» Exercise description: Reproduce the listing word for word, leaving every picture behind.
## START Data to process
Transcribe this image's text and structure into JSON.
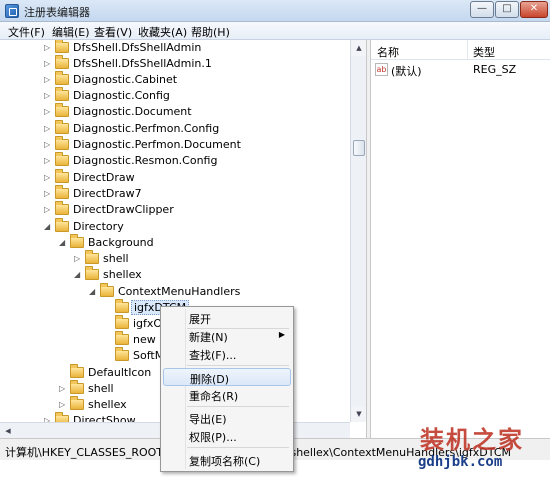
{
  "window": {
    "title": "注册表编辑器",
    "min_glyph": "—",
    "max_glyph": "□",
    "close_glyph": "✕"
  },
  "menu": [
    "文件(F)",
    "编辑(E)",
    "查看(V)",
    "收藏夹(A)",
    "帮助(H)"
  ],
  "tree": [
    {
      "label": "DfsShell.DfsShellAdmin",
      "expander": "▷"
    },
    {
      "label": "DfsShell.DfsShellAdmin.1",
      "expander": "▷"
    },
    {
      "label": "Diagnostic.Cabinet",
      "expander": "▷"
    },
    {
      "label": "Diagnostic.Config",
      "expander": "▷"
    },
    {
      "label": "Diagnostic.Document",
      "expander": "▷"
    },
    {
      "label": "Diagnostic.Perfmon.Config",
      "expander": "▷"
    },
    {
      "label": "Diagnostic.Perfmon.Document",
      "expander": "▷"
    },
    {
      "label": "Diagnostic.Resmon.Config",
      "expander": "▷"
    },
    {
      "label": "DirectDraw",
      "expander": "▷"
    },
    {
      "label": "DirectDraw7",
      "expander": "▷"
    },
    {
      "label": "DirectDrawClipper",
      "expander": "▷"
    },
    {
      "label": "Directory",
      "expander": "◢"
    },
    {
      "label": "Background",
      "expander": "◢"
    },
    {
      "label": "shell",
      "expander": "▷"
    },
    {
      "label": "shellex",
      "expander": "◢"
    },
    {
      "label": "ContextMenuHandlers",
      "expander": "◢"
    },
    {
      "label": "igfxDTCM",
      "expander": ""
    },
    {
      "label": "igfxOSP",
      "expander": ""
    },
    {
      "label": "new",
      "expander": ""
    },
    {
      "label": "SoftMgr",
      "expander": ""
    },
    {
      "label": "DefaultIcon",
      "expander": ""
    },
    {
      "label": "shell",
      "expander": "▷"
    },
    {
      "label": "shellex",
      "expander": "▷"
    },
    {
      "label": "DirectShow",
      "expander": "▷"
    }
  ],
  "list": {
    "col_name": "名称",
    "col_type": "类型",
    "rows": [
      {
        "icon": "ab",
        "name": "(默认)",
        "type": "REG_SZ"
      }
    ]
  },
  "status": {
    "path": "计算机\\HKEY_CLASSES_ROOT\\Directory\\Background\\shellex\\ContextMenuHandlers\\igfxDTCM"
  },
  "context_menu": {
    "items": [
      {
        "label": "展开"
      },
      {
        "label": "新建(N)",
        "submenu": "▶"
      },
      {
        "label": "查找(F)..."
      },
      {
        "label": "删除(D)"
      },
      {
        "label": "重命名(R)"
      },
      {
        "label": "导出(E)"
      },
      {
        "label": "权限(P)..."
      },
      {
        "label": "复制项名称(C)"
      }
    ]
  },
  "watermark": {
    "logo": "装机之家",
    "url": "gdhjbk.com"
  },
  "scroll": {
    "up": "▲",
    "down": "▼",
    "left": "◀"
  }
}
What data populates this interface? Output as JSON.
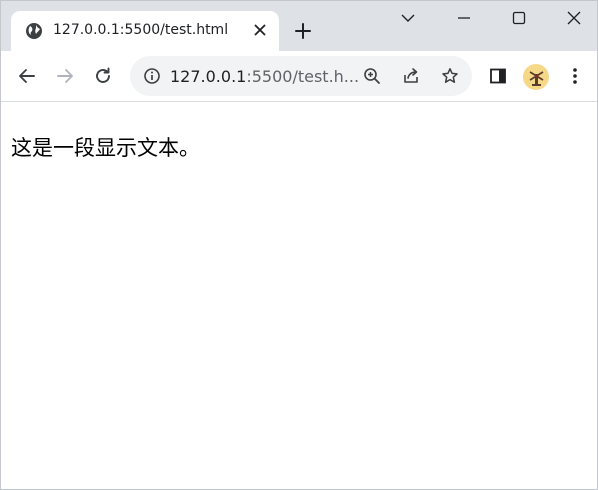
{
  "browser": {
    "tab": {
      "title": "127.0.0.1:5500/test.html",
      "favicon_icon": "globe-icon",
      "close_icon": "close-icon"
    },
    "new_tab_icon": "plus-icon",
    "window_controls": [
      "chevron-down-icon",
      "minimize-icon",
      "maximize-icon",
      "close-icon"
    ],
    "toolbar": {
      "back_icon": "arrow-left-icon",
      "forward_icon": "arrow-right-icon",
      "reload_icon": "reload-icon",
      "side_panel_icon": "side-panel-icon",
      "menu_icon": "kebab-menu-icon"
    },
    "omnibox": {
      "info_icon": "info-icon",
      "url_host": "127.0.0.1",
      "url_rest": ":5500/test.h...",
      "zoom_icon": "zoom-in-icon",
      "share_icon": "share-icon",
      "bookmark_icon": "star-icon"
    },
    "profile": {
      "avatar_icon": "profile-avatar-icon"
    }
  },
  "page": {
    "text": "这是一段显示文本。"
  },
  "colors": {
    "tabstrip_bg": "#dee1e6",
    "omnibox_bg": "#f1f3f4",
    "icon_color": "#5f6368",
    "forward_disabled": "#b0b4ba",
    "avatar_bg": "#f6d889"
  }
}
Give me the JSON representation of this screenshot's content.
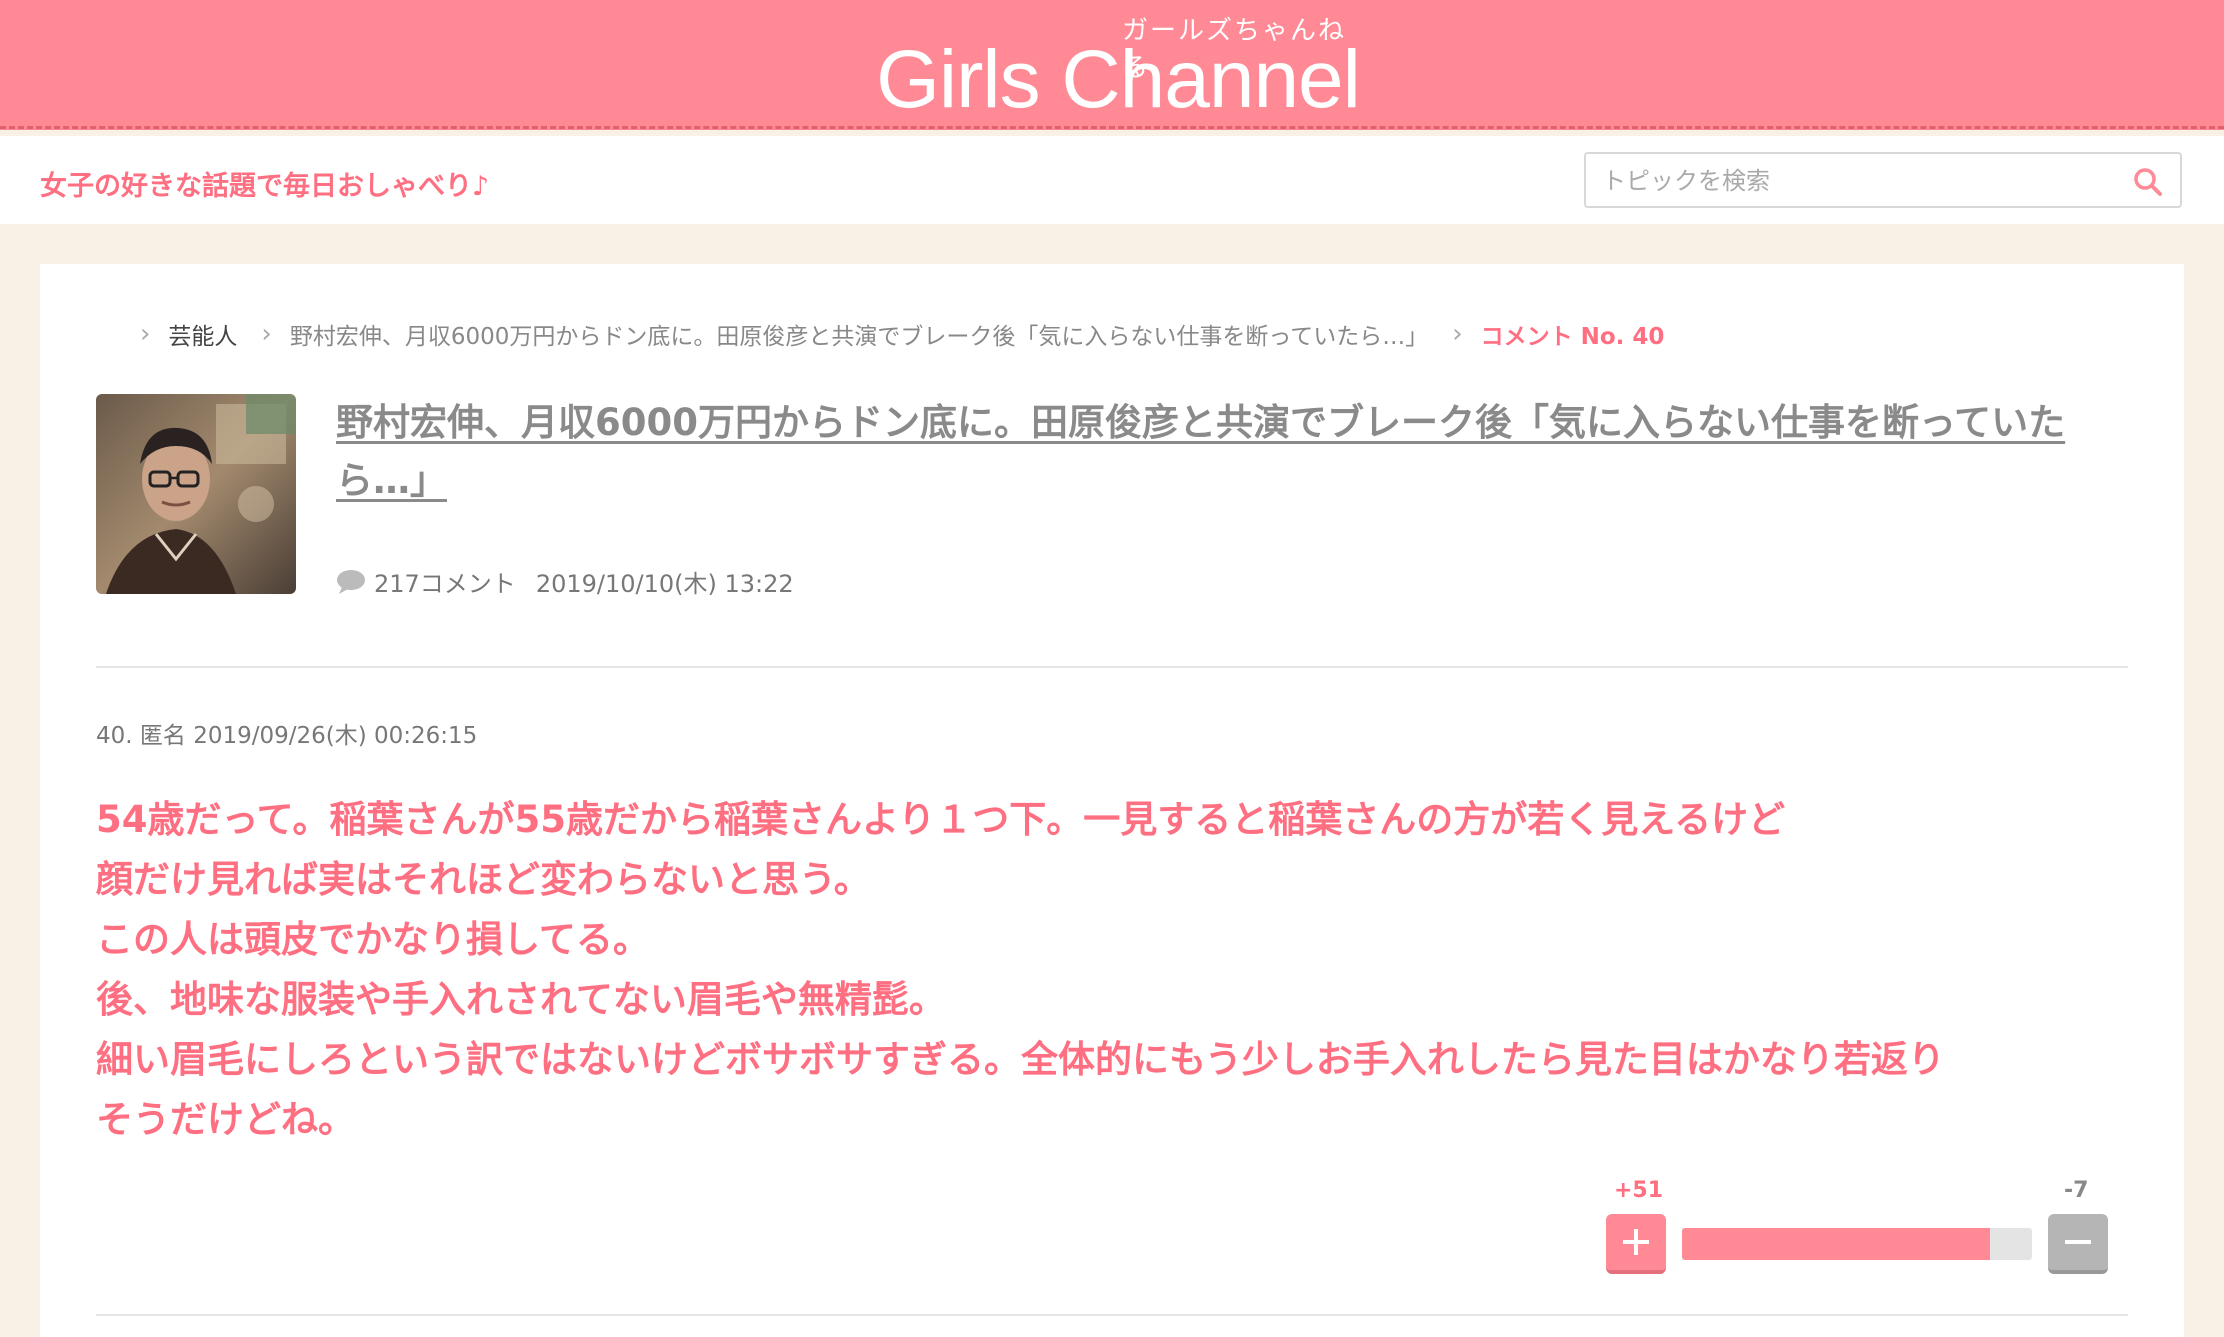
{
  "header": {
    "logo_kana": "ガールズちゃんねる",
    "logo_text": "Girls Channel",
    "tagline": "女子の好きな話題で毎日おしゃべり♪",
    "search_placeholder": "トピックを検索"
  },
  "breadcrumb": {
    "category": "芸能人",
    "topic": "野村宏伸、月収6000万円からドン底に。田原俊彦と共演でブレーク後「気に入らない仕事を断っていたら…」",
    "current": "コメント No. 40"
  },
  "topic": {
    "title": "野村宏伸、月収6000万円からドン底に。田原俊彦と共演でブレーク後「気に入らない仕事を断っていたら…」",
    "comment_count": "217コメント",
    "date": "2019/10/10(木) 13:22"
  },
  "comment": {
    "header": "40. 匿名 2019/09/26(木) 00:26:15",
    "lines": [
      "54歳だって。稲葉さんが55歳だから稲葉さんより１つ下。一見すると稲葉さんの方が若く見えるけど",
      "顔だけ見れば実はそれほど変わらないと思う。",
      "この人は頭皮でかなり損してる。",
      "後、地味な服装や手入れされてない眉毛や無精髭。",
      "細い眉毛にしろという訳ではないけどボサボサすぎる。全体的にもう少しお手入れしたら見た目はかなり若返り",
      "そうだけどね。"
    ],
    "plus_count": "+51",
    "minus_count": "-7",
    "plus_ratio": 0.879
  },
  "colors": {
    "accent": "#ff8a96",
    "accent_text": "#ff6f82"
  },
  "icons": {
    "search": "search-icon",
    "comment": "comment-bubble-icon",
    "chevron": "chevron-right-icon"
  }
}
## END Data to process
» Written response:
Transcribe this image's text and structure into JSON.
{
  "window": {
    "title": "注册表编辑器",
    "min_glyph": "—",
    "max_glyph": "□",
    "close_glyph": "✕"
  },
  "menu": [
    "文件(F)",
    "编辑(E)",
    "查看(V)",
    "收藏夹(A)",
    "帮助(H)"
  ],
  "tree": [
    {
      "label": "DfsShell.DfsShellAdmin",
      "expander": "▷"
    },
    {
      "label": "DfsShell.DfsShellAdmin.1",
      "expander": "▷"
    },
    {
      "label": "Diagnostic.Cabinet",
      "expander": "▷"
    },
    {
      "label": "Diagnostic.Config",
      "expander": "▷"
    },
    {
      "label": "Diagnostic.Document",
      "expander": "▷"
    },
    {
      "label": "Diagnostic.Perfmon.Config",
      "expander": "▷"
    },
    {
      "label": "Diagnostic.Perfmon.Document",
      "expander": "▷"
    },
    {
      "label": "Diagnostic.Resmon.Config",
      "expander": "▷"
    },
    {
      "label": "DirectDraw",
      "expander": "▷"
    },
    {
      "label": "DirectDraw7",
      "expander": "▷"
    },
    {
      "label": "DirectDrawClipper",
      "expander": "▷"
    },
    {
      "label": "Directory",
      "expander": "◢"
    },
    {
      "label": "Background",
      "expander": "◢"
    },
    {
      "label": "shell",
      "expander": "▷"
    },
    {
      "label": "shellex",
      "expander": "◢"
    },
    {
      "label": "ContextMenuHandlers",
      "expander": "◢"
    },
    {
      "label": "igfxDTCM",
      "expander": ""
    },
    {
      "label": "igfxOSP",
      "expander": ""
    },
    {
      "label": "new",
      "expander": ""
    },
    {
      "label": "SoftMgr",
      "expander": ""
    },
    {
      "label": "DefaultIcon",
      "expander": ""
    },
    {
      "label": "shell",
      "expander": "▷"
    },
    {
      "label": "shellex",
      "expander": "▷"
    },
    {
      "label": "DirectShow",
      "expander": "▷"
    }
  ],
  "list": {
    "col_name": "名称",
    "col_type": "类型",
    "rows": [
      {
        "icon": "ab",
        "name": "(默认)",
        "type": "REG_SZ"
      }
    ]
  },
  "status": {
    "path": "计算机\\HKEY_CLASSES_ROOT\\Directory\\Background\\shellex\\ContextMenuHandlers\\igfxDTCM"
  },
  "context_menu": {
    "items": [
      {
        "label": "展开"
      },
      {
        "label": "新建(N)",
        "submenu": "▶"
      },
      {
        "label": "查找(F)..."
      },
      {
        "label": "删除(D)"
      },
      {
        "label": "重命名(R)"
      },
      {
        "label": "导出(E)"
      },
      {
        "label": "权限(P)..."
      },
      {
        "label": "复制项名称(C)"
      }
    ]
  },
  "watermark": {
    "logo": "装机之家",
    "url": "gdhjbk.com"
  },
  "scroll": {
    "up": "▲",
    "down": "▼",
    "left": "◀"
  }
}
What data populates this interface? Output as JSON.
{
  "browser": {
    "tab": {
      "title": "127.0.0.1:5500/test.html",
      "favicon_icon": "globe-icon",
      "close_icon": "close-icon"
    },
    "new_tab_icon": "plus-icon",
    "window_controls": [
      "chevron-down-icon",
      "minimize-icon",
      "maximize-icon",
      "close-icon"
    ],
    "toolbar": {
      "back_icon": "arrow-left-icon",
      "forward_icon": "arrow-right-icon",
      "reload_icon": "reload-icon",
      "side_panel_icon": "side-panel-icon",
      "menu_icon": "kebab-menu-icon"
    },
    "omnibox": {
      "info_icon": "info-icon",
      "url_host": "127.0.0.1",
      "url_rest": ":5500/test.h...",
      "zoom_icon": "zoom-in-icon",
      "share_icon": "share-icon",
      "bookmark_icon": "star-icon"
    },
    "profile": {
      "avatar_icon": "profile-avatar-icon"
    }
  },
  "page": {
    "text": "这是一段显示文本。"
  },
  "colors": {
    "tabstrip_bg": "#dee1e6",
    "omnibox_bg": "#f1f3f4",
    "icon_color": "#5f6368",
    "forward_disabled": "#b0b4ba",
    "avatar_bg": "#f6d889"
  }
}
Give me the JSON representation of this screenshot's content.
{
  "header": {
    "logo_kana": "ガールズちゃんねる",
    "logo_text": "Girls Channel",
    "tagline": "女子の好きな話題で毎日おしゃべり♪",
    "search_placeholder": "トピックを検索"
  },
  "breadcrumb": {
    "category": "芸能人",
    "topic": "野村宏伸、月収6000万円からドン底に。田原俊彦と共演でブレーク後「気に入らない仕事を断っていたら…」",
    "current": "コメント No. 40"
  },
  "topic": {
    "title": "野村宏伸、月収6000万円からドン底に。田原俊彦と共演でブレーク後「気に入らない仕事を断っていたら…」",
    "comment_count": "217コメント",
    "date": "2019/10/10(木) 13:22"
  },
  "comment": {
    "header": "40. 匿名 2019/09/26(木) 00:26:15",
    "lines": [
      "54歳だって。稲葉さんが55歳だから稲葉さんより１つ下。一見すると稲葉さんの方が若く見えるけど",
      "顔だけ見れば実はそれほど変わらないと思う。",
      "この人は頭皮でかなり損してる。",
      "後、地味な服装や手入れされてない眉毛や無精髭。",
      "細い眉毛にしろという訳ではないけどボサボサすぎる。全体的にもう少しお手入れしたら見た目はかなり若返り",
      "そうだけどね。"
    ],
    "plus_count": "+51",
    "minus_count": "-7",
    "plus_ratio": 0.879
  },
  "colors": {
    "accent": "#ff8a96",
    "accent_text": "#ff6f82"
  },
  "icons": {
    "search": "search-icon",
    "comment": "comment-bubble-icon",
    "chevron": "chevron-right-icon"
  }
}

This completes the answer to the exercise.